=== OPDRACHT ===
Schrijf de regels van het materiaal ongewijzigd over, vanaf het begin tot en met de regel die "staticText: AM <box>240 5 250 14</box>" bevat.

=== AANGELEVERD MATERIAAL ===

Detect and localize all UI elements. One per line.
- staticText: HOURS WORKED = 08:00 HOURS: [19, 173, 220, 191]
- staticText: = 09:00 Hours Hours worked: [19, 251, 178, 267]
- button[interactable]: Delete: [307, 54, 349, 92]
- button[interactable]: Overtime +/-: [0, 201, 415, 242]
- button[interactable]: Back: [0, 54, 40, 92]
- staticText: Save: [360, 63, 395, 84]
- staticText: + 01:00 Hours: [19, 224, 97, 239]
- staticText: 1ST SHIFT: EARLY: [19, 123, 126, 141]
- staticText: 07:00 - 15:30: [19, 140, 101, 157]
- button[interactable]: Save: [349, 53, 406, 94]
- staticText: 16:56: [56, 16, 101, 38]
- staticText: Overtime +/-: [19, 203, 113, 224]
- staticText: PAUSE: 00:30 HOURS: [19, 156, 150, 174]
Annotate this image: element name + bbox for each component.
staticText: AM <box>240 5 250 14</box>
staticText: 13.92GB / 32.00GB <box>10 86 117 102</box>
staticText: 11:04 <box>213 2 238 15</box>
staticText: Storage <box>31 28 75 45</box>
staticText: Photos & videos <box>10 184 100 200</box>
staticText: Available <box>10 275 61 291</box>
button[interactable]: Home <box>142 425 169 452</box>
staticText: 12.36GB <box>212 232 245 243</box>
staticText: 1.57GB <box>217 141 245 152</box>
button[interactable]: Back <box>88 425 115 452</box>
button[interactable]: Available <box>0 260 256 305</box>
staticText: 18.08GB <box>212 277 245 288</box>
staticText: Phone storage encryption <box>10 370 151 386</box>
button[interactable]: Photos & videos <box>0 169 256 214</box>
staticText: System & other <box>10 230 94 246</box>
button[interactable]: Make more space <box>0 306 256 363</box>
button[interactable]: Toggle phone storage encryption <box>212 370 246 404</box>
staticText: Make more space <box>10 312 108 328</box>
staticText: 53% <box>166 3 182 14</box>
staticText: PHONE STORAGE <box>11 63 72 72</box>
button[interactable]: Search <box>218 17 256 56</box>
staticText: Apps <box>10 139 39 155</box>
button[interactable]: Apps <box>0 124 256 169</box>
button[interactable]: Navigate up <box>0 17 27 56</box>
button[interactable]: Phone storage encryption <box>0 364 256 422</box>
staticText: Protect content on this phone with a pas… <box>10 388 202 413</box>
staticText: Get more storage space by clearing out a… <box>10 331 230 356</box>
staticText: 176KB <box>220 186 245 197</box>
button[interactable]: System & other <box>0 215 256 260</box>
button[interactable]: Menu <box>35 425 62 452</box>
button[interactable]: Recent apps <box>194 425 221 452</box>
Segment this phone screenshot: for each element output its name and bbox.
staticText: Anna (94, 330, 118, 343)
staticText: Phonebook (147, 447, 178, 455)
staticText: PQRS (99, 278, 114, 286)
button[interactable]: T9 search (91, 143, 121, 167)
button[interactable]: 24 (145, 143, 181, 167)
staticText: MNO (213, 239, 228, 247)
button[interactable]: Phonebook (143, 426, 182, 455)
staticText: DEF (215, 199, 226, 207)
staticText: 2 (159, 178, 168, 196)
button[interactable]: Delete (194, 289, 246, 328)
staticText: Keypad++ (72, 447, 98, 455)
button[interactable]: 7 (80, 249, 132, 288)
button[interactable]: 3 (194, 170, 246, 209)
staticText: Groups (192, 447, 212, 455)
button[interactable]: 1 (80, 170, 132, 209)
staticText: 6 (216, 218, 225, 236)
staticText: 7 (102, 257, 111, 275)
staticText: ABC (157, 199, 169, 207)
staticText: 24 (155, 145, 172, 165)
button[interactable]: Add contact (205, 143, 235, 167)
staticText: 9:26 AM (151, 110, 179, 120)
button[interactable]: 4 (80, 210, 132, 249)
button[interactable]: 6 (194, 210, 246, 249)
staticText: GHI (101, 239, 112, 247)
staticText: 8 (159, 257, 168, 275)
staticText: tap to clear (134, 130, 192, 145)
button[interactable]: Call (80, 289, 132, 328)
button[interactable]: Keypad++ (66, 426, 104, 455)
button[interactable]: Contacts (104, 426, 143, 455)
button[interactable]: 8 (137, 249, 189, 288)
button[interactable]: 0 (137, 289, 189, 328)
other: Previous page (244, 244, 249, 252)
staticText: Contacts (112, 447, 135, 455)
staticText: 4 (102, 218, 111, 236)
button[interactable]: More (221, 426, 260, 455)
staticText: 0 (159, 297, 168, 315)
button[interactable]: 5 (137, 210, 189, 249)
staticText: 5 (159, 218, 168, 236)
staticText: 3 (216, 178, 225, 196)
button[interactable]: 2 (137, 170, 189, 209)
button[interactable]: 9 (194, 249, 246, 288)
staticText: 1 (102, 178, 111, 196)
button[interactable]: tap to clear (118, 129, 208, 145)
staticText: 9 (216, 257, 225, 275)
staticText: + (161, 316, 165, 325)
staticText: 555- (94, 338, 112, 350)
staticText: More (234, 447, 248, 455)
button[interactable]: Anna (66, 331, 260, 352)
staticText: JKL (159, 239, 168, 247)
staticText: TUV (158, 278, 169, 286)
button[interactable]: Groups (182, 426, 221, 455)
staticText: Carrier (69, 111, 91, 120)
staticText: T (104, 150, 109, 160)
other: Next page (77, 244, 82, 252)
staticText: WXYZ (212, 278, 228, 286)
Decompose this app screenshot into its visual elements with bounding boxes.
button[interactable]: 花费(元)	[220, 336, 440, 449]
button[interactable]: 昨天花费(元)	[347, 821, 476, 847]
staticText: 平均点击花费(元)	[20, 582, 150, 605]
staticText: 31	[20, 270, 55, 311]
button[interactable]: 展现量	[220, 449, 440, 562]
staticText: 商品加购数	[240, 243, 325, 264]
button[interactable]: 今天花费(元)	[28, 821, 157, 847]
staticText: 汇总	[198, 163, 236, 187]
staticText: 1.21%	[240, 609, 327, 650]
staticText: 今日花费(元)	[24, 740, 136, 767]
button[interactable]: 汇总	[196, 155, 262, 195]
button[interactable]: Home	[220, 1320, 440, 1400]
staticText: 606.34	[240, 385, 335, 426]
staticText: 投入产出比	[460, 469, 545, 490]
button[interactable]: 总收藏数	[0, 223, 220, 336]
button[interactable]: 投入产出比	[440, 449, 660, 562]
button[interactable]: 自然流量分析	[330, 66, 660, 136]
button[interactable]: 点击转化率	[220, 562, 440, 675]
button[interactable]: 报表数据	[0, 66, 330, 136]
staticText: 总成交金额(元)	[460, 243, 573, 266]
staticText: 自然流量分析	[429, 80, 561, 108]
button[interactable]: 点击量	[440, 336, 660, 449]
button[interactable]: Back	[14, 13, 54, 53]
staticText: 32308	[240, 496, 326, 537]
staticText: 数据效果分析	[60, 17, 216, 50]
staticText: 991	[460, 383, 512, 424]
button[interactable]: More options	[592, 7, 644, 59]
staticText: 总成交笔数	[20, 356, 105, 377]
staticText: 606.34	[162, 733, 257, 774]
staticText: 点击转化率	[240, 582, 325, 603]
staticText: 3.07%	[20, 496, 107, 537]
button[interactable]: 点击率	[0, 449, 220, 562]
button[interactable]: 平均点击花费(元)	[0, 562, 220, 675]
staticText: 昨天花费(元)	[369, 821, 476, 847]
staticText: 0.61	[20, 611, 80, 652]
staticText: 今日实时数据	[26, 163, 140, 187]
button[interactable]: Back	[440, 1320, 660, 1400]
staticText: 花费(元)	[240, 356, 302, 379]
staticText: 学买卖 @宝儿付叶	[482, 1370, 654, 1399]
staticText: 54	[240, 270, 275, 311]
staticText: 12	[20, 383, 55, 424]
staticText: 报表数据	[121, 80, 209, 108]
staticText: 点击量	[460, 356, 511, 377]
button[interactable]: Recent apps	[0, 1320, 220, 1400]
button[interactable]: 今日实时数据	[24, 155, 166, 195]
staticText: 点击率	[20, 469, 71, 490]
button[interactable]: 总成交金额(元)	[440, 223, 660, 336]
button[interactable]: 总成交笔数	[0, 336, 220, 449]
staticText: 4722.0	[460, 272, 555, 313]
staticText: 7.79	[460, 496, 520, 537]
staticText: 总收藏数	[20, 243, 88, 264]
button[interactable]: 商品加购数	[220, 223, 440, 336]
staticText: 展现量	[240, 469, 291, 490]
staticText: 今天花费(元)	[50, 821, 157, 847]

=== RESULTAAT ===
Detect and localize all UI elements. One per line.
- staticText: HOURS WORKED = 08:00 HOURS: [19, 173, 220, 191]
- staticText: = 09:00 Hours Hours worked: [19, 251, 178, 267]
- button[interactable]: Delete: [307, 54, 349, 92]
- button[interactable]: Overtime +/-: [0, 201, 415, 242]
- button[interactable]: Back: [0, 54, 40, 92]
- staticText: Save: [360, 63, 395, 84]
- staticText: + 01:00 Hours: [19, 224, 97, 239]
- staticText: 1ST SHIFT: EARLY: [19, 123, 126, 141]
- staticText: 07:00 - 15:30: [19, 140, 101, 157]
- button[interactable]: Save: [349, 53, 406, 94]
- staticText: 16:56: [56, 16, 101, 38]
- staticText: Overtime +/-: [19, 203, 113, 224]
- staticText: PAUSE: 00:30 HOURS: [19, 156, 150, 174]
Annotate this image: element name + bbox for each component.
staticText: AM <box>240 5 250 14</box>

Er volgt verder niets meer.